WHAT THE TASK ASKS →
Repeat the entire listing exactly as written.

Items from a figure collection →
○ ○ ○ ○ ○ ○ ○

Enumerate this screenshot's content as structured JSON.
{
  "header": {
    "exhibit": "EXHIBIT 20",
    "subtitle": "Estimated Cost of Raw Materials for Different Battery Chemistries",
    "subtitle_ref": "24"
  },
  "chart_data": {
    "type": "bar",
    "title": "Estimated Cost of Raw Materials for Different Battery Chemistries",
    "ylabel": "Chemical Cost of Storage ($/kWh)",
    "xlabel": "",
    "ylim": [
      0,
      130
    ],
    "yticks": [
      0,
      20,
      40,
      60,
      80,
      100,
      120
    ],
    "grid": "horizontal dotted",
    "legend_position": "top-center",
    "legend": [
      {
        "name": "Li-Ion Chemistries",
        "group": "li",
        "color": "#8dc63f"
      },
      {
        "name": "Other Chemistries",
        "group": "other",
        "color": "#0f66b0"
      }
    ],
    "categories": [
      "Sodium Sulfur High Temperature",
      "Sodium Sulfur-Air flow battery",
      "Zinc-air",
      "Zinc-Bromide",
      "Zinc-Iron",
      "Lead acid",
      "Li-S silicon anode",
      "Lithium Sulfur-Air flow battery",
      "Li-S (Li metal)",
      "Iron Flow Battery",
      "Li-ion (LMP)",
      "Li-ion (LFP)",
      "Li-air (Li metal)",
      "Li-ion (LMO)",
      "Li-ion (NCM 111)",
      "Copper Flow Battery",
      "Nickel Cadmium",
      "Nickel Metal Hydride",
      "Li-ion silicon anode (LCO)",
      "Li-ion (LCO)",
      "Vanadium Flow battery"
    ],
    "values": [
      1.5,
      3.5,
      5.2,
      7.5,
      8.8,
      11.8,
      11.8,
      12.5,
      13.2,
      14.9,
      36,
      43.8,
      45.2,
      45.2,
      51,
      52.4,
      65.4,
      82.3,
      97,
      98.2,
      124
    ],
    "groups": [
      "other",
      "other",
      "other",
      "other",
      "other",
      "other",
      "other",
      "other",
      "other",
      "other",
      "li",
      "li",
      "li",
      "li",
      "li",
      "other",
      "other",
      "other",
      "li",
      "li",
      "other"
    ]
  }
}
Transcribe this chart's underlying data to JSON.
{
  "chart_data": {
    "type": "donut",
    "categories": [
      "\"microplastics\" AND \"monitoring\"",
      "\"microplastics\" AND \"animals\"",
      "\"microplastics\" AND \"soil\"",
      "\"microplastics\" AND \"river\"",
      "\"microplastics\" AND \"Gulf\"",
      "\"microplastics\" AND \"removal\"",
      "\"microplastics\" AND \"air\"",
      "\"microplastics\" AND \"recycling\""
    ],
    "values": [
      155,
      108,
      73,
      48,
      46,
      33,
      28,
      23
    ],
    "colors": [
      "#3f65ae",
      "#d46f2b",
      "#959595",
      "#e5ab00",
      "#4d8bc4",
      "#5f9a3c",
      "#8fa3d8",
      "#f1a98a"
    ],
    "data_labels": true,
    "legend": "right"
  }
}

○ ○ ○ ○ ○ ○ ○

FINISHED TASK →
Enumerate this screenshot's content as structured JSON.
{
  "header": {
    "exhibit": "EXHIBIT 20",
    "subtitle": "Estimated Cost of Raw Materials for Different Battery Chemistries",
    "subtitle_ref": "24"
  },
  "chart_data": {
    "type": "bar",
    "title": "Estimated Cost of Raw Materials for Different Battery Chemistries",
    "ylabel": "Chemical Cost of Storage ($/kWh)",
    "xlabel": "",
    "ylim": [
      0,
      130
    ],
    "yticks": [
      0,
      20,
      40,
      60,
      80,
      100,
      120
    ],
    "grid": "horizontal dotted",
    "legend_position": "top-center",
    "legend": [
      {
        "name": "Li-Ion Chemistries",
        "group": "li",
        "color": "#8dc63f"
      },
      {
        "name": "Other Chemistries",
        "group": "other",
        "color": "#0f66b0"
      }
    ],
    "categories": [
      "Sodium Sulfur High Temperature",
      "Sodium Sulfur-Air flow battery",
      "Zinc-air",
      "Zinc-Bromide",
      "Zinc-Iron",
      "Lead acid",
      "Li-S silicon anode",
      "Lithium Sulfur-Air flow battery",
      "Li-S (Li metal)",
      "Iron Flow Battery",
      "Li-ion (LMP)",
      "Li-ion (LFP)",
      "Li-air (Li metal)",
      "Li-ion (LMO)",
      "Li-ion (NCM 111)",
      "Copper Flow Battery",
      "Nickel Cadmium",
      "Nickel Metal Hydride",
      "Li-ion silicon anode (LCO)",
      "Li-ion (LCO)",
      "Vanadium Flow battery"
    ],
    "values": [
      1.5,
      3.5,
      5.2,
      7.5,
      8.8,
      11.8,
      11.8,
      12.5,
      13.2,
      14.9,
      36,
      43.8,
      45.2,
      45.2,
      51,
      52.4,
      65.4,
      82.3,
      97,
      98.2,
      124
    ],
    "groups": [
      "other",
      "other",
      "other",
      "other",
      "other",
      "other",
      "other",
      "other",
      "other",
      "other",
      "li",
      "li",
      "li",
      "li",
      "li",
      "other",
      "other",
      "other",
      "li",
      "li",
      "other"
    ]
  }
}
Transcribe this chart's underlying data to JSON.
{
  "chart_data": {
    "type": "donut",
    "categories": [
      "\"microplastics\" AND \"monitoring\"",
      "\"microplastics\" AND \"animals\"",
      "\"microplastics\" AND \"soil\"",
      "\"microplastics\" AND \"river\"",
      "\"microplastics\" AND \"Gulf\"",
      "\"microplastics\" AND \"removal\"",
      "\"microplastics\" AND \"air\"",
      "\"microplastics\" AND \"recycling\""
    ],
    "values": [
      155,
      108,
      73,
      48,
      46,
      33,
      28,
      23
    ],
    "colors": [
      "#3f65ae",
      "#d46f2b",
      "#959595",
      "#e5ab00",
      "#4d8bc4",
      "#5f9a3c",
      "#8fa3d8",
      "#f1a98a"
    ],
    "data_labels": true,
    "legend": "right"
  }
}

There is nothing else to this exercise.